* START Provided data *

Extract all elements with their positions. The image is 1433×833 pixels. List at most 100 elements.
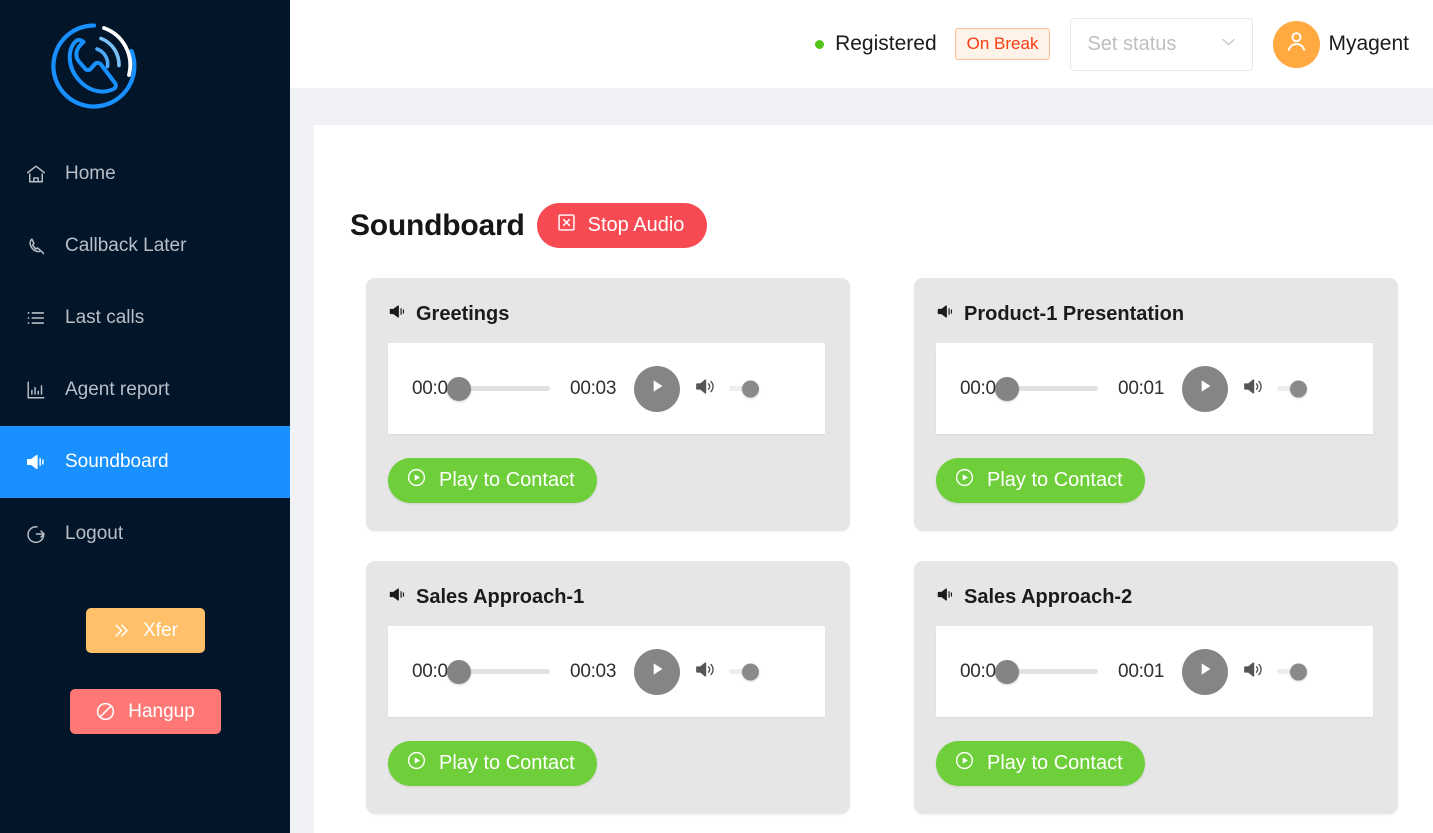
page-title: Soundboard — [350, 208, 525, 242]
play-icon — [647, 659, 667, 684]
volume-thumb[interactable] — [742, 663, 760, 680]
soundboard-grid: Greetings 00:00 00:03 Play to Contact Pr… — [314, 248, 1433, 814]
hangup-button[interactable]: Hangup — [69, 689, 221, 734]
sound-icon — [388, 585, 407, 610]
volume-slider[interactable] — [729, 663, 760, 680]
seek-thumb[interactable] — [447, 659, 472, 684]
sidebar-item-label: Agent report — [65, 379, 170, 400]
avatar[interactable] — [1273, 20, 1321, 68]
sidebar-item-home[interactable]: Home — [0, 138, 290, 210]
main-area: Registered On Break Set status Myagent S… — [290, 0, 1433, 833]
speaker-icon — [694, 658, 717, 686]
volume-slider[interactable] — [1277, 380, 1308, 397]
content-top-gap — [290, 88, 1433, 125]
top-bar: Registered On Break Set status Myagent — [290, 0, 1433, 88]
play-to-contact-button[interactable]: Play to Contact — [936, 741, 1145, 786]
seek-slider[interactable] — [447, 659, 551, 684]
app-root: Home Callback Later Last calls Agent rep… — [0, 0, 1433, 833]
card-title-row: Greetings — [388, 302, 850, 327]
play-to-contact-label: Play to Contact — [987, 752, 1123, 774]
play-button[interactable] — [634, 365, 681, 412]
sidebar-item-label: Soundboard — [65, 451, 169, 472]
page-header: Soundboard Stop Audio — [314, 125, 1433, 248]
volume-button[interactable] — [1242, 375, 1265, 403]
card-title-row: Sales Approach-2 — [936, 585, 1398, 610]
card-title-row: Product-1 Presentation — [936, 302, 1398, 327]
play-to-contact-label: Play to Contact — [439, 752, 575, 774]
stop-audio-label: Stop Audio — [587, 214, 685, 236]
speaker-icon — [1242, 375, 1265, 403]
card-title: Sales Approach-1 — [416, 586, 585, 608]
seek-slider[interactable] — [995, 376, 1099, 401]
duration: 00:01 — [1118, 660, 1165, 682]
sidebar-item-soundboard[interactable]: Soundboard — [0, 426, 290, 498]
volume-button[interactable] — [1242, 658, 1265, 686]
sidebar-nav: Home Callback Later Last calls Agent rep… — [0, 138, 290, 570]
play-button[interactable] — [1182, 365, 1229, 412]
speaker-icon — [694, 375, 717, 403]
content-panel: Soundboard Stop Audio Greetings 00:00 00… — [314, 125, 1433, 833]
sidebar-call-actions: Xfer Hangup — [0, 608, 290, 734]
hangup-label: Hangup — [128, 700, 195, 722]
phone-icon — [25, 234, 53, 258]
play-to-contact-button[interactable]: Play to Contact — [936, 458, 1145, 503]
sidebar: Home Callback Later Last calls Agent rep… — [0, 0, 290, 833]
seek-slider[interactable] — [447, 376, 551, 401]
stop-audio-button[interactable]: Stop Audio — [536, 203, 708, 248]
play-to-contact-button[interactable]: Play to Contact — [388, 741, 597, 786]
volume-button[interactable] — [694, 375, 717, 403]
sidebar-item-logout[interactable]: Logout — [0, 498, 290, 570]
sound-icon — [25, 450, 53, 474]
play-icon — [1195, 659, 1215, 684]
seek-thumb[interactable] — [995, 376, 1020, 401]
card-title: Greetings — [416, 303, 510, 325]
audio-player: 00:00 00:01 — [936, 626, 1373, 717]
audio-player: 00:00 00:03 — [388, 626, 825, 717]
user-icon — [1283, 28, 1310, 60]
play-to-contact-button[interactable]: Play to Contact — [388, 458, 597, 503]
logo[interactable] — [0, 0, 290, 136]
duration: 00:03 — [570, 377, 617, 399]
seek-slider[interactable] — [995, 659, 1099, 684]
play-to-contact-label: Play to Contact — [987, 469, 1123, 491]
play-to-contact-label: Play to Contact — [439, 469, 575, 491]
volume-thumb[interactable] — [1290, 663, 1308, 680]
play-button[interactable] — [634, 648, 681, 695]
set-status-placeholder: Set status — [1087, 32, 1177, 55]
xfer-button[interactable]: Xfer — [85, 608, 205, 653]
volume-thumb[interactable] — [1290, 380, 1308, 397]
card-title: Product-1 Presentation — [964, 303, 1185, 325]
sidebar-item-agent-report[interactable]: Agent report — [0, 354, 290, 426]
speaker-icon — [1242, 658, 1265, 686]
duration: 00:03 — [570, 660, 617, 682]
sound-icon — [936, 585, 955, 610]
play-button[interactable] — [1182, 648, 1229, 695]
status-badge[interactable]: On Break — [954, 28, 1051, 60]
volume-thumb[interactable] — [742, 380, 760, 397]
volume-slider[interactable] — [1277, 663, 1308, 680]
duration: 00:01 — [1118, 377, 1165, 399]
seek-thumb[interactable] — [995, 659, 1020, 684]
sidebar-item-label: Callback Later — [65, 235, 187, 256]
sidebar-item-last-calls[interactable]: Last calls — [0, 282, 290, 354]
sound-icon — [936, 302, 955, 327]
seek-thumb[interactable] — [447, 376, 472, 401]
play-circle-icon — [406, 467, 427, 494]
agent-name: Myagent — [1328, 32, 1409, 55]
home-icon — [25, 162, 53, 186]
soundboard-card: Sales Approach-2 00:00 00:01 Play to Con… — [914, 561, 1398, 814]
phone-waves-logo-icon — [45, 17, 143, 120]
sidebar-item-callback-later[interactable]: Callback Later — [0, 210, 290, 282]
play-circle-icon — [406, 750, 427, 777]
card-title: Sales Approach-2 — [964, 586, 1133, 608]
audio-player: 00:00 00:01 — [936, 343, 1373, 434]
xfer-label: Xfer — [143, 619, 178, 641]
volume-button[interactable] — [694, 658, 717, 686]
sidebar-item-label: Home — [65, 163, 116, 184]
registration-status-label: Registered — [835, 32, 937, 55]
set-status-select[interactable]: Set status — [1070, 17, 1254, 71]
sidebar-item-label: Last calls — [65, 307, 145, 328]
double-right-icon — [112, 621, 131, 640]
volume-slider[interactable] — [729, 380, 760, 397]
sidebar-item-label: Logout — [65, 523, 124, 544]
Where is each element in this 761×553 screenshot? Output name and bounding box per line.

* END Provided data *

Request:
Extract every line of the records above word for word, leaving out the pictures.

The output:
Extract all elements with their positions. The image is 1433×833 pixels. List at most 100 elements.
page-title: Soundboard — [350, 208, 525, 242]
play-icon — [647, 659, 667, 684]
volume-thumb[interactable] — [742, 663, 760, 680]
soundboard-grid: Greetings 00:00 00:03 Play to Contact Pr… — [314, 248, 1433, 814]
hangup-button[interactable]: Hangup — [69, 689, 221, 734]
sound-icon — [388, 585, 407, 610]
volume-slider[interactable] — [729, 663, 760, 680]
seek-thumb[interactable] — [447, 659, 472, 684]
sidebar-item-label: Agent report — [65, 379, 170, 400]
avatar[interactable] — [1273, 20, 1321, 68]
sidebar-item-home[interactable]: Home — [0, 138, 290, 210]
main-area: Registered On Break Set status Myagent S… — [290, 0, 1433, 833]
speaker-icon — [694, 658, 717, 686]
volume-slider[interactable] — [1277, 380, 1308, 397]
content-top-gap — [290, 88, 1433, 125]
top-bar: Registered On Break Set status Myagent — [290, 0, 1433, 88]
play-to-contact-button[interactable]: Play to Contact — [936, 741, 1145, 786]
seek-slider[interactable] — [447, 659, 551, 684]
app-root: Home Callback Later Last calls Agent rep… — [0, 0, 1433, 833]
card-title-row: Greetings — [388, 302, 850, 327]
play-to-contact-label: Play to Contact — [987, 752, 1123, 774]
play-button[interactable] — [634, 365, 681, 412]
sidebar-item-label: Soundboard — [65, 451, 169, 472]
page-header: Soundboard Stop Audio — [314, 125, 1433, 248]
volume-button[interactable] — [1242, 375, 1265, 403]
card-title-row: Sales Approach-2 — [936, 585, 1398, 610]
card-title-row: Product-1 Presentation — [936, 302, 1398, 327]
play-to-contact-label: Play to Contact — [439, 752, 575, 774]
stop-audio-label: Stop Audio — [587, 214, 685, 236]
speaker-icon — [1242, 375, 1265, 403]
card-title: Sales Approach-1 — [416, 586, 585, 608]
seek-slider[interactable] — [995, 376, 1099, 401]
duration: 00:01 — [1118, 660, 1165, 682]
sidebar-item-soundboard[interactable]: Soundboard — [0, 426, 290, 498]
volume-button[interactable] — [1242, 658, 1265, 686]
sidebar-nav: Home Callback Later Last calls Agent rep… — [0, 138, 290, 570]
play-button[interactable] — [1182, 365, 1229, 412]
speaker-icon — [694, 375, 717, 403]
content-panel: Soundboard Stop Audio Greetings 00:00 00… — [314, 125, 1433, 833]
sidebar-call-actions: Xfer Hangup — [0, 608, 290, 734]
hangup-label: Hangup — [128, 700, 195, 722]
phone-icon — [25, 234, 53, 258]
play-to-contact-button[interactable]: Play to Contact — [936, 458, 1145, 503]
sidebar: Home Callback Later Last calls Agent rep… — [0, 0, 290, 833]
seek-slider[interactable] — [447, 376, 551, 401]
stop-audio-button[interactable]: Stop Audio — [536, 203, 708, 248]
play-to-contact-button[interactable]: Play to Contact — [388, 741, 597, 786]
volume-button[interactable] — [694, 375, 717, 403]
sidebar-item-logout[interactable]: Logout — [0, 498, 290, 570]
sound-icon — [25, 450, 53, 474]
play-icon — [1195, 659, 1215, 684]
seek-thumb[interactable] — [995, 376, 1020, 401]
card-title: Greetings — [416, 303, 510, 325]
audio-player: 00:00 00:01 — [936, 626, 1373, 717]
audio-player: 00:00 00:03 — [388, 626, 825, 717]
user-icon — [1283, 28, 1310, 60]
play-to-contact-button[interactable]: Play to Contact — [388, 458, 597, 503]
logo[interactable] — [0, 0, 290, 136]
duration: 00:03 — [570, 377, 617, 399]
seek-slider[interactable] — [995, 659, 1099, 684]
play-to-contact-label: Play to Contact — [987, 469, 1123, 491]
play-to-contact-label: Play to Contact — [439, 469, 575, 491]
volume-thumb[interactable] — [1290, 663, 1308, 680]
play-button[interactable] — [634, 648, 681, 695]
set-status-placeholder: Set status — [1087, 32, 1177, 55]
xfer-button[interactable]: Xfer — [85, 608, 205, 653]
volume-thumb[interactable] — [1290, 380, 1308, 397]
card-title: Product-1 Presentation — [964, 303, 1185, 325]
sidebar-item-agent-report[interactable]: Agent report — [0, 354, 290, 426]
speaker-icon — [1242, 658, 1265, 686]
duration: 00:03 — [570, 660, 617, 682]
sound-icon — [936, 585, 955, 610]
play-button[interactable] — [1182, 648, 1229, 695]
status-badge[interactable]: On Break — [954, 28, 1051, 60]
volume-thumb[interactable] — [742, 380, 760, 397]
volume-slider[interactable] — [1277, 663, 1308, 680]
duration: 00:01 — [1118, 377, 1165, 399]
seek-thumb[interactable] — [995, 659, 1020, 684]
sidebar-item-label: Callback Later — [65, 235, 187, 256]
sidebar-item-last-calls[interactable]: Last calls — [0, 282, 290, 354]
sound-icon — [936, 302, 955, 327]
seek-thumb[interactable] — [447, 376, 472, 401]
play-circle-icon — [406, 467, 427, 494]
agent-name: Myagent — [1328, 32, 1409, 55]
home-icon — [25, 162, 53, 186]
soundboard-card: Sales Approach-2 00:00 00:01 Play to Con… — [914, 561, 1398, 814]
phone-waves-logo-icon — [45, 17, 143, 120]
sidebar-item-callback-later[interactable]: Callback Later — [0, 210, 290, 282]
play-circle-icon — [406, 750, 427, 777]
card-title: Sales Approach-2 — [964, 586, 1133, 608]
audio-player: 00:00 00:01 — [936, 343, 1373, 434]
xfer-label: Xfer — [143, 619, 178, 641]
volume-button[interactable] — [694, 658, 717, 686]
sidebar-item-label: Home — [65, 163, 116, 184]
registration-status-label: Registered — [835, 32, 937, 55]
set-status-select[interactable]: Set status — [1070, 17, 1254, 71]
sidebar-item-label: Last calls — [65, 307, 145, 328]
double-right-icon — [112, 621, 131, 640]
volume-slider[interactable] — [729, 380, 760, 397]
sidebar-item-label: Logout — [65, 523, 124, 544]
Where is each element in this 761×553 screenshot? Output name and bounding box per line.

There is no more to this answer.